### What is required
Identify every line in the records below that contains the word "this", and copy each of those lines.

>> begin

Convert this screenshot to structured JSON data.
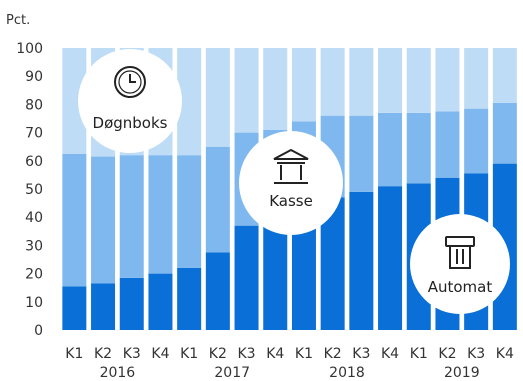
{
  "chart_data": {
    "type": "bar",
    "stacked": true,
    "ylabel": "Pct.",
    "ylim": [
      0,
      100
    ],
    "yticks": [
      0,
      10,
      20,
      30,
      40,
      50,
      60,
      70,
      80,
      90,
      100
    ],
    "grid": false,
    "categories": [
      "K1",
      "K2",
      "K3",
      "K4",
      "K1",
      "K2",
      "K3",
      "K4",
      "K1",
      "K2",
      "K3",
      "K4",
      "K1",
      "K2",
      "K3",
      "K4"
    ],
    "year_labels": [
      "2016",
      "2017",
      "2018",
      "2019"
    ],
    "series": [
      {
        "name": "Automat",
        "color": "#0a6fd6",
        "values": [
          15.5,
          16.5,
          18.5,
          20,
          22,
          27.5,
          37,
          44,
          46,
          47,
          49,
          51,
          52,
          54,
          55.5,
          59
        ]
      },
      {
        "name": "Kasse",
        "color": "#7fb8ee",
        "values": [
          47,
          45,
          43.5,
          42,
          40,
          37.5,
          33,
          27,
          28,
          29,
          27,
          26,
          25,
          23.5,
          23,
          21.5
        ]
      },
      {
        "name": "Døgnboks",
        "color": "#bfdcf6",
        "values": [
          37.5,
          38.5,
          38,
          38,
          38,
          35,
          30,
          29,
          26,
          24,
          24,
          23,
          23,
          22.5,
          21.5,
          19.5
        ]
      }
    ],
    "annotations": [
      {
        "label": "Døgnboks",
        "icon": "clock-icon"
      },
      {
        "label": "Kasse",
        "icon": "bank-icon"
      },
      {
        "label": "Automat",
        "icon": "atm-icon"
      }
    ]
  }
}
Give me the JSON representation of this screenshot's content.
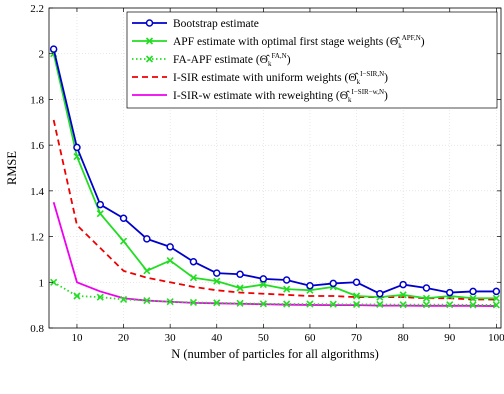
{
  "chart_data": {
    "type": "line",
    "xlabel": "N (number of particles for all algorithms)",
    "ylabel": "RMSE",
    "xlim": [
      4,
      101
    ],
    "ylim": [
      0.8,
      2.2
    ],
    "xticks": [
      10,
      20,
      30,
      40,
      50,
      60,
      70,
      80,
      90,
      100
    ],
    "yticks": [
      0.8,
      1,
      1.2,
      1.4,
      1.6,
      1.8,
      2,
      2.2
    ],
    "ytick_labels": [
      "0.8",
      "1",
      "1.2",
      "1.4",
      "1.6",
      "1.8",
      "2",
      "2.2"
    ],
    "grid": true,
    "legend_position": "top-right",
    "x": [
      5,
      10,
      15,
      20,
      25,
      30,
      35,
      40,
      45,
      50,
      55,
      60,
      65,
      70,
      75,
      80,
      85,
      90,
      95,
      100
    ],
    "series": [
      {
        "name": "Bootstrap estimate",
        "color": "#0000cc",
        "style": "solid",
        "marker": "circle",
        "values": [
          2.02,
          1.59,
          1.34,
          1.28,
          1.19,
          1.155,
          1.09,
          1.04,
          1.035,
          1.015,
          1.01,
          0.985,
          0.995,
          1.0,
          0.95,
          0.99,
          0.975,
          0.955,
          0.96,
          0.96
        ]
      },
      {
        "name": "APF estimate with optimal first stage weights",
        "legend_math": "(Θ̂",
        "legend_sub": "k",
        "legend_sup": "APF,N",
        "color": "#22dd22",
        "style": "solid",
        "marker": "x",
        "values": [
          2.0,
          1.55,
          1.3,
          1.18,
          1.05,
          1.095,
          1.02,
          1.005,
          0.975,
          0.99,
          0.97,
          0.965,
          0.98,
          0.94,
          0.935,
          0.945,
          0.93,
          0.94,
          0.93,
          0.93
        ]
      },
      {
        "name": "FA-APF estimate",
        "legend_math": "(Θ̂",
        "legend_sub": "k",
        "legend_sup": "FA,N",
        "color": "#22dd22",
        "style": "dotted",
        "marker": "x",
        "values": [
          1.0,
          0.94,
          0.935,
          0.925,
          0.92,
          0.915,
          0.912,
          0.91,
          0.908,
          0.906,
          0.905,
          0.905,
          0.904,
          0.903,
          0.903,
          0.902,
          0.902,
          0.902,
          0.901,
          0.901
        ]
      },
      {
        "name": "I-SIR estimate with uniform weights",
        "legend_math": "(Θ̂",
        "legend_sub": "k",
        "legend_sup": "I−SIR,N",
        "color": "#ee0000",
        "style": "dashed",
        "marker": "none",
        "values": [
          1.71,
          1.25,
          1.15,
          1.05,
          1.02,
          1.0,
          0.98,
          0.965,
          0.955,
          0.95,
          0.945,
          0.94,
          0.94,
          0.935,
          0.935,
          0.935,
          0.93,
          0.93,
          0.925,
          0.925
        ]
      },
      {
        "name": "I-SIR-w estimate with reweighting",
        "legend_math": "(Θ̂",
        "legend_sub": "k",
        "legend_sup": "I−SIR−w,N",
        "color": "#ee00ee",
        "style": "solid",
        "marker": "none",
        "values": [
          1.35,
          1.0,
          0.96,
          0.93,
          0.92,
          0.915,
          0.91,
          0.908,
          0.906,
          0.904,
          0.902,
          0.901,
          0.9,
          0.9,
          0.898,
          0.898,
          0.897,
          0.897,
          0.897,
          0.896
        ]
      }
    ]
  }
}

>> end

### Right answer
Convert this screenshot to structured JSON data.
Give me the JSON representation of this screenshot's content.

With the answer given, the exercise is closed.